- _What to produce_:
Please return the listing below line for line, changing nothing.

# Start of Extracted information

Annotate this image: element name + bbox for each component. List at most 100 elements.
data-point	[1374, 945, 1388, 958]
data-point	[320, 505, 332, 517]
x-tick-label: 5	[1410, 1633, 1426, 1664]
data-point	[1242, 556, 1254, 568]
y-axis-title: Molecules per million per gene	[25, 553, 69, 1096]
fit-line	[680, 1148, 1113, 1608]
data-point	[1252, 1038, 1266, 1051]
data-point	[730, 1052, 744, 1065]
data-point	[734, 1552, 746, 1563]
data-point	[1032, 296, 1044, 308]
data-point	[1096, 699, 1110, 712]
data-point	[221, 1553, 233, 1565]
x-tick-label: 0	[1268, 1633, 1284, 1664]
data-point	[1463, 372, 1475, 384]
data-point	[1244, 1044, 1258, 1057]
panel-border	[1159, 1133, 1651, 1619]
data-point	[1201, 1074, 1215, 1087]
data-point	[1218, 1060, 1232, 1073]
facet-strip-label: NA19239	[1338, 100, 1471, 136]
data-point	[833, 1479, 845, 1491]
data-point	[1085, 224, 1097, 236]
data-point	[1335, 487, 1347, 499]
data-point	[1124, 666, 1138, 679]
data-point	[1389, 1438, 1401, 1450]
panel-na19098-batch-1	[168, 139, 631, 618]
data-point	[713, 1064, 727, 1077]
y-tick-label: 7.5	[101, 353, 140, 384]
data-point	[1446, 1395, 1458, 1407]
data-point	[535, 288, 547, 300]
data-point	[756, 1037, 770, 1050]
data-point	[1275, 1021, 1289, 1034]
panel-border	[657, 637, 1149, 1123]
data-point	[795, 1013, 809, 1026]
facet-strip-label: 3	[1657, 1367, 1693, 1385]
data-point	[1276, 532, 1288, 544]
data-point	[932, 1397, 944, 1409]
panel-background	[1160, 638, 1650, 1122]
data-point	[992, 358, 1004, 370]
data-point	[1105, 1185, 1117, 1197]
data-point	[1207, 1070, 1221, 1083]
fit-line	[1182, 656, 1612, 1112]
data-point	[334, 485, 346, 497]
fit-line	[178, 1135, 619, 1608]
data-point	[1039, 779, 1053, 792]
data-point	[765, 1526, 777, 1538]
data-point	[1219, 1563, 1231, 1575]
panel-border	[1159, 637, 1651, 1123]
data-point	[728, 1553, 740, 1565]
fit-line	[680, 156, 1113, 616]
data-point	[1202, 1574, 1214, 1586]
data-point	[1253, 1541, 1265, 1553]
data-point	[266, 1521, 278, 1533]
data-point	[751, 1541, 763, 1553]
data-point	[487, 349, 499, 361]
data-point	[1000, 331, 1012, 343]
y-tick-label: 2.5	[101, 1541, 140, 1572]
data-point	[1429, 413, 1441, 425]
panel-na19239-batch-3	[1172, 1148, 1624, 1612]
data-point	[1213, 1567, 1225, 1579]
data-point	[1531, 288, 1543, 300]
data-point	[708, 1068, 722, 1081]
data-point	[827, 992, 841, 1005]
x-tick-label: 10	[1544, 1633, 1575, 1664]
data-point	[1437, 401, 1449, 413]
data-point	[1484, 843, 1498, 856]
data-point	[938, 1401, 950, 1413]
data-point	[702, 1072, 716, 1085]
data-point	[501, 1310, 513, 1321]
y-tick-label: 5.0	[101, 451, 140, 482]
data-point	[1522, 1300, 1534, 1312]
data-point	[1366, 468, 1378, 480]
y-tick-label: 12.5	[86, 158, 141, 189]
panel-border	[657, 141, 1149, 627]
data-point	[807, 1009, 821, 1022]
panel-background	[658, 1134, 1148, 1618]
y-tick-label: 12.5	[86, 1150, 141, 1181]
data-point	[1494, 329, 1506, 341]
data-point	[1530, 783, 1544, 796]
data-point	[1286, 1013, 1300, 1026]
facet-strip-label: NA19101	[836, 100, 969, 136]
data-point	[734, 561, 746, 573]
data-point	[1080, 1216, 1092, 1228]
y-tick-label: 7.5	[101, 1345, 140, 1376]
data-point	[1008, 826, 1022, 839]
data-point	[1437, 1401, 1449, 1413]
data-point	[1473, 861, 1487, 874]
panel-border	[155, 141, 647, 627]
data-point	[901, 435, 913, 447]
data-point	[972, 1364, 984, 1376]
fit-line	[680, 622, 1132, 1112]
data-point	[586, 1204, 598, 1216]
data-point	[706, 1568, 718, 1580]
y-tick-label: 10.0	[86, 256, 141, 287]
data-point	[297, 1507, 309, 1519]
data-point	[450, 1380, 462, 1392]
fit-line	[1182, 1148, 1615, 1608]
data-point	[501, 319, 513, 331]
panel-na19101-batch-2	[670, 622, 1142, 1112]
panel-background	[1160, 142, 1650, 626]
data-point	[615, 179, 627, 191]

# End of Extracted information

- _Result of the task_:
Annotate this image: element name + bbox for each component. List at most 100 elements.
data-point	[1374, 945, 1388, 958]
data-point	[320, 505, 332, 517]
x-tick-label: 5	[1410, 1633, 1426, 1664]
data-point	[1242, 556, 1254, 568]
y-axis-title: Molecules per million per gene	[25, 553, 69, 1096]
fit-line	[680, 1148, 1113, 1608]
data-point	[1252, 1038, 1266, 1051]
data-point	[730, 1052, 744, 1065]
data-point	[734, 1552, 746, 1563]
data-point	[1032, 296, 1044, 308]
data-point	[1096, 699, 1110, 712]
data-point	[221, 1553, 233, 1565]
x-tick-label: 0	[1268, 1633, 1284, 1664]
data-point	[1463, 372, 1475, 384]
data-point	[1244, 1044, 1258, 1057]
panel-border	[1159, 1133, 1651, 1619]
data-point	[1201, 1074, 1215, 1087]
data-point	[1218, 1060, 1232, 1073]
facet-strip-label: NA19239	[1338, 100, 1471, 136]
data-point	[833, 1479, 845, 1491]
data-point	[1085, 224, 1097, 236]
data-point	[1335, 487, 1347, 499]
data-point	[1124, 666, 1138, 679]
data-point	[1389, 1438, 1401, 1450]
panel-na19098-batch-1	[168, 139, 631, 618]
data-point	[713, 1064, 727, 1077]
y-tick-label: 7.5	[101, 353, 140, 384]
data-point	[1446, 1395, 1458, 1407]
data-point	[535, 288, 547, 300]
data-point	[756, 1037, 770, 1050]
data-point	[1275, 1021, 1289, 1034]
panel-border	[657, 637, 1149, 1123]
data-point	[795, 1013, 809, 1026]
facet-strip-label: 3	[1657, 1367, 1693, 1385]
data-point	[1276, 532, 1288, 544]
data-point	[932, 1397, 944, 1409]
panel-background	[1160, 638, 1650, 1122]
data-point	[992, 358, 1004, 370]
data-point	[1105, 1185, 1117, 1197]
data-point	[1207, 1070, 1221, 1083]
fit-line	[1182, 656, 1612, 1112]
data-point	[334, 485, 346, 497]
fit-line	[178, 1135, 619, 1608]
data-point	[1039, 779, 1053, 792]
data-point	[765, 1526, 777, 1538]
data-point	[1219, 1563, 1231, 1575]
panel-border	[1159, 637, 1651, 1123]
data-point	[728, 1553, 740, 1565]
fit-line	[680, 156, 1113, 616]
data-point	[1202, 1574, 1214, 1586]
data-point	[1253, 1541, 1265, 1553]
data-point	[266, 1521, 278, 1533]
data-point	[751, 1541, 763, 1553]
data-point	[487, 349, 499, 361]
data-point	[1000, 331, 1012, 343]
y-tick-label: 2.5	[101, 1541, 140, 1572]
data-point	[1429, 413, 1441, 425]
panel-na19239-batch-3	[1172, 1148, 1624, 1612]
data-point	[1213, 1567, 1225, 1579]
data-point	[1531, 288, 1543, 300]
data-point	[708, 1068, 722, 1081]
data-point	[827, 992, 841, 1005]
x-tick-label: 10	[1544, 1633, 1575, 1664]
data-point	[1437, 401, 1449, 413]
data-point	[1484, 843, 1498, 856]
data-point	[938, 1401, 950, 1413]
data-point	[702, 1072, 716, 1085]
data-point	[501, 1310, 513, 1321]
y-tick-label: 5.0	[101, 451, 140, 482]
data-point	[1522, 1300, 1534, 1312]
data-point	[1366, 468, 1378, 480]
y-tick-label: 12.5	[86, 158, 141, 189]
panel-border	[657, 141, 1149, 627]
data-point	[807, 1009, 821, 1022]
panel-background	[658, 1134, 1148, 1618]
y-tick-label: 12.5	[86, 1150, 141, 1181]
data-point	[1494, 329, 1506, 341]
data-point	[1530, 783, 1544, 796]
data-point	[1286, 1013, 1300, 1026]
facet-strip-label: NA19101	[836, 100, 969, 136]
data-point	[734, 561, 746, 573]
data-point	[1080, 1216, 1092, 1228]
y-tick-label: 7.5	[101, 1345, 140, 1376]
data-point	[1008, 826, 1022, 839]
data-point	[1437, 1401, 1449, 1413]
data-point	[1473, 861, 1487, 874]
panel-border	[155, 141, 647, 627]
data-point	[901, 435, 913, 447]
data-point	[972, 1364, 984, 1376]
fit-line	[680, 622, 1132, 1112]
data-point	[586, 1204, 598, 1216]
data-point	[706, 1568, 718, 1580]
y-tick-label: 10.0	[86, 256, 141, 287]
data-point	[297, 1507, 309, 1519]
data-point	[450, 1380, 462, 1392]
fit-line	[1182, 1148, 1615, 1608]
data-point	[501, 319, 513, 331]
panel-na19101-batch-2	[670, 622, 1142, 1112]
panel-background	[1160, 142, 1650, 626]
data-point	[615, 179, 627, 191]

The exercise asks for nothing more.